» **TASK TO COMPLETE**
Would you restate all the data that follows, word for word?

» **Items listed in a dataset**
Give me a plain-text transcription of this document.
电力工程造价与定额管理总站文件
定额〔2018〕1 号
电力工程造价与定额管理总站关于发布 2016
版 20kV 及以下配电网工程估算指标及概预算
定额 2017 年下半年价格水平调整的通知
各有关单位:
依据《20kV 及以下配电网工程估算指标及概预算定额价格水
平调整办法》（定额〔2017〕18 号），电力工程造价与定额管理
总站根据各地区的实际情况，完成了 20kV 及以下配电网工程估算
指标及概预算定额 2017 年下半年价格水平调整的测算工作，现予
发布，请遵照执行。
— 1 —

» **OUTPUT**
Give me a plain-text transcription of this document.
电力工程造价与定额管理总站文件
定额〔2018〕1 号
电力工程造价与定额管理总站关于发布 2016
版 20kV 及以下配电网工程估算指标及概预算
定额 2017 年下半年价格水平调整的通知
各有关单位:
依据《20kV 及以下配电网工程估算指标及概预算定额价格水
平调整办法》（定额〔2017〕18 号），电力工程造价与定额管理
总站根据各地区的实际情况，完成了 20kV 及以下配电网工程估算
指标及概预算定额 2017 年下半年价格水平调整的测算工作，现予
发布，请遵照执行。
— 1 —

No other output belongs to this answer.